Exercise details :: Say how many lines of the listing below contain "title", giving the number and nothing else.

* * *

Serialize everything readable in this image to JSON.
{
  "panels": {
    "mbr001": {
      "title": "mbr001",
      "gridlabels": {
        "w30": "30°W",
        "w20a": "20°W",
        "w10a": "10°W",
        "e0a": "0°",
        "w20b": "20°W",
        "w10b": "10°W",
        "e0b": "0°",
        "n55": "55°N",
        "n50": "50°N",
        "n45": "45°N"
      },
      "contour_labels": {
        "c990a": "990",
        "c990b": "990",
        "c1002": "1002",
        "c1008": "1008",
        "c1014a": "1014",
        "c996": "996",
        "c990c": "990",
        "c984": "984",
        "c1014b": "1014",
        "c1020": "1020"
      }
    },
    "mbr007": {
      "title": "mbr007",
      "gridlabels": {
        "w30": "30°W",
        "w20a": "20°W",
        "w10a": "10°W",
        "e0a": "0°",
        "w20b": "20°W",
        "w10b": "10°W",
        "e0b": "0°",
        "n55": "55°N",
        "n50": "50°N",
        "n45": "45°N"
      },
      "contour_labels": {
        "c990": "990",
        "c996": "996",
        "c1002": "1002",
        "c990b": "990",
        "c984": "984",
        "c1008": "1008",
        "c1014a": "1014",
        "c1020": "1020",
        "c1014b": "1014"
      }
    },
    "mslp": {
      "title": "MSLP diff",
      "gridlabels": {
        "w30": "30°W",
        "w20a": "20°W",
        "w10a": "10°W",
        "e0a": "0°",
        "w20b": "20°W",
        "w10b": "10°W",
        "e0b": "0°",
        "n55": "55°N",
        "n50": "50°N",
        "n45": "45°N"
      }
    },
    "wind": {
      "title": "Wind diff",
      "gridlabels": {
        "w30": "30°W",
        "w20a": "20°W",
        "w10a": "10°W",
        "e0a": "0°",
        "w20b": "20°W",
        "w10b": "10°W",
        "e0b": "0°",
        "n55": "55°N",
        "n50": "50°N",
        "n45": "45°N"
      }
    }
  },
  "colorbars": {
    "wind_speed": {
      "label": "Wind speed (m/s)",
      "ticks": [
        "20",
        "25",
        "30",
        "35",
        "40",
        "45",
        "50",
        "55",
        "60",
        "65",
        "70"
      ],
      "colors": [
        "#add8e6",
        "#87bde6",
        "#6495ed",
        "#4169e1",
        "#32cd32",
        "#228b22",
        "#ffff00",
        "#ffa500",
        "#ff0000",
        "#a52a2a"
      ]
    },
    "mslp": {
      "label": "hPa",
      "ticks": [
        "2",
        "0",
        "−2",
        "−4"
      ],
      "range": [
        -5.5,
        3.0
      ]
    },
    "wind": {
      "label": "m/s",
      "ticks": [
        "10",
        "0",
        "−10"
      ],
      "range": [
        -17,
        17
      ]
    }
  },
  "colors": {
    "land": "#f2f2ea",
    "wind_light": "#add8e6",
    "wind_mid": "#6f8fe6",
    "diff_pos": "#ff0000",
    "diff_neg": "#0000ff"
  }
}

* * *

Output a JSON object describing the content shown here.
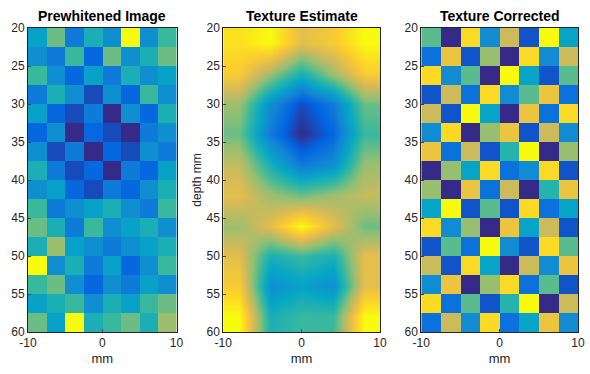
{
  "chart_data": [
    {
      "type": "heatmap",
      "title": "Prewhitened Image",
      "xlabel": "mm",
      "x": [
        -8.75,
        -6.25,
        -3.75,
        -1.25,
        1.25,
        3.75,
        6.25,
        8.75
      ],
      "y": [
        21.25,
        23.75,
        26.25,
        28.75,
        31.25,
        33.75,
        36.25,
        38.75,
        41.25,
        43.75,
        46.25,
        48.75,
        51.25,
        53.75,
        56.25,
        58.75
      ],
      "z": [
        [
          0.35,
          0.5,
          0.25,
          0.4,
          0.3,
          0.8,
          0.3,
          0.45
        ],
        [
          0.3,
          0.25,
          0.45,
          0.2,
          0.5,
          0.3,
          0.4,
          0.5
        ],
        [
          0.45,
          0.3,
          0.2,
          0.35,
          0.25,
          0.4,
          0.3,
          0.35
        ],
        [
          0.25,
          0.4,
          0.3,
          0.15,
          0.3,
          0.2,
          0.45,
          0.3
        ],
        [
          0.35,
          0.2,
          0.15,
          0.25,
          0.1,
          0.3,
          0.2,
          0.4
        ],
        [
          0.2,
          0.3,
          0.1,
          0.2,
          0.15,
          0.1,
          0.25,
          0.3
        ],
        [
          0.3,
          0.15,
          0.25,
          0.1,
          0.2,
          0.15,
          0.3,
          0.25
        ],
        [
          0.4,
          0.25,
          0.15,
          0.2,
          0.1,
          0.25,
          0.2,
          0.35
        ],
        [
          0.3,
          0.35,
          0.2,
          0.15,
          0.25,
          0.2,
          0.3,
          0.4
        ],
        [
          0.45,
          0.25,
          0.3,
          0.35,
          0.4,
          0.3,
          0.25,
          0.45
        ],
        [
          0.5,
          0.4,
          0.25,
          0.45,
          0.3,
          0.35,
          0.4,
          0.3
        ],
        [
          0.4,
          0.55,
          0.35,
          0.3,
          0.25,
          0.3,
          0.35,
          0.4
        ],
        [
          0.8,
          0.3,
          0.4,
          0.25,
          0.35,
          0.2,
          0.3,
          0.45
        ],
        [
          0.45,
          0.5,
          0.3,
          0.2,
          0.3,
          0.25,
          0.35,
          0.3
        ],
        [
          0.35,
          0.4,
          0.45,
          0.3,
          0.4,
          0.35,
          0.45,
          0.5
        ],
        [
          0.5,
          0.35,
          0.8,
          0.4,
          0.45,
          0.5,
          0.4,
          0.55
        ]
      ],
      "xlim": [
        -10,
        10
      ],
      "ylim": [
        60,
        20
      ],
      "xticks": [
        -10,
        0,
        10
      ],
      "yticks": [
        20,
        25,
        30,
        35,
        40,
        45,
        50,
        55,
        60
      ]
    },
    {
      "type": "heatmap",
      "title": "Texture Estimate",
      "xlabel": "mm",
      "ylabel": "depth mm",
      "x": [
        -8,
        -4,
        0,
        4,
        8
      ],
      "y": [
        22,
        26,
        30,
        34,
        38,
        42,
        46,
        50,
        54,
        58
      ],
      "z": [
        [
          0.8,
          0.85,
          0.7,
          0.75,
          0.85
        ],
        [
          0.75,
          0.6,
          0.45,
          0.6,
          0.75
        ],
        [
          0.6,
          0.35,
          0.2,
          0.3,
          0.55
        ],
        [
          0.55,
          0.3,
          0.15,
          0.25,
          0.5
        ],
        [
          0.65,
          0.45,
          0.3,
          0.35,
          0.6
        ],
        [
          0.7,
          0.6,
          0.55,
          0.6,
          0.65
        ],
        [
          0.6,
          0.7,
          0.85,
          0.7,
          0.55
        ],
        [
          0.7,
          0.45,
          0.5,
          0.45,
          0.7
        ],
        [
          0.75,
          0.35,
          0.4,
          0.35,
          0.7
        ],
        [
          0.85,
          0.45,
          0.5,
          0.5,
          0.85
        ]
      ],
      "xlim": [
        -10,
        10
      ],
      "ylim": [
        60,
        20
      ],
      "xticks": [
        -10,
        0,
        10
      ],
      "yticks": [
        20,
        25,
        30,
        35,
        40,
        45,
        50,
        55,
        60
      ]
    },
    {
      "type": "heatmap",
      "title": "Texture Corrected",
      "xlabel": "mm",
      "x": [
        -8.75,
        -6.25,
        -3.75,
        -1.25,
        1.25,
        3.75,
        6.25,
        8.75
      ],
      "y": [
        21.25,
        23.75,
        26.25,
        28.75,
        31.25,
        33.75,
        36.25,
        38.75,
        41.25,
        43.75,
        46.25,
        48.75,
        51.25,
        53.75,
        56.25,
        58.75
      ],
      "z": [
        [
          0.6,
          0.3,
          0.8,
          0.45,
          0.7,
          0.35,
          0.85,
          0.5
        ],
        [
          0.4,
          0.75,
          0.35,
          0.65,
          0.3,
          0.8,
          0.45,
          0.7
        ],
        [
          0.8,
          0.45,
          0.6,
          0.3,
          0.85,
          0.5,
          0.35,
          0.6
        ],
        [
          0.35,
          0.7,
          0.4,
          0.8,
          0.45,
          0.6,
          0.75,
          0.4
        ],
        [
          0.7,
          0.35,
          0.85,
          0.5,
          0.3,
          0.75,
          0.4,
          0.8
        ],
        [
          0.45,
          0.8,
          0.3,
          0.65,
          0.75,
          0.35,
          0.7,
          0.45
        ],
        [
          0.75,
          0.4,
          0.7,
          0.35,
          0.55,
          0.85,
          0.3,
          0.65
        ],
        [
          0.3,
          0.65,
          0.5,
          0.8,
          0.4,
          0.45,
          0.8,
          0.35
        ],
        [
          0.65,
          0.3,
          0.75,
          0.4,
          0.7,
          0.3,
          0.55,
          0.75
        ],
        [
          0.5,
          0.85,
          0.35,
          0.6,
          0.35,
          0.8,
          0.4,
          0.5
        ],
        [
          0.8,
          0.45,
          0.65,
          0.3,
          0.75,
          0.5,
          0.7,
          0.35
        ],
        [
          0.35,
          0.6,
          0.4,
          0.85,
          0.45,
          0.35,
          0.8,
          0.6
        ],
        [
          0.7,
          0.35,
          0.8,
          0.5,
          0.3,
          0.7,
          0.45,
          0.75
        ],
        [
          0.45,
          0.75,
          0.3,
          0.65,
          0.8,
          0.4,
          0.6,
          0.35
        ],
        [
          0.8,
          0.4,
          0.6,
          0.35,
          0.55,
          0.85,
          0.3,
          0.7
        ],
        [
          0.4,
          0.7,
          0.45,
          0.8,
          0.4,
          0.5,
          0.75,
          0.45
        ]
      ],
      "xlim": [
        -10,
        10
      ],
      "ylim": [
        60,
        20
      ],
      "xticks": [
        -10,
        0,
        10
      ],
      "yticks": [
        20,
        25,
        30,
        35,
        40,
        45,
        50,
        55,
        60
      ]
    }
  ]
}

* * *

In response :: 7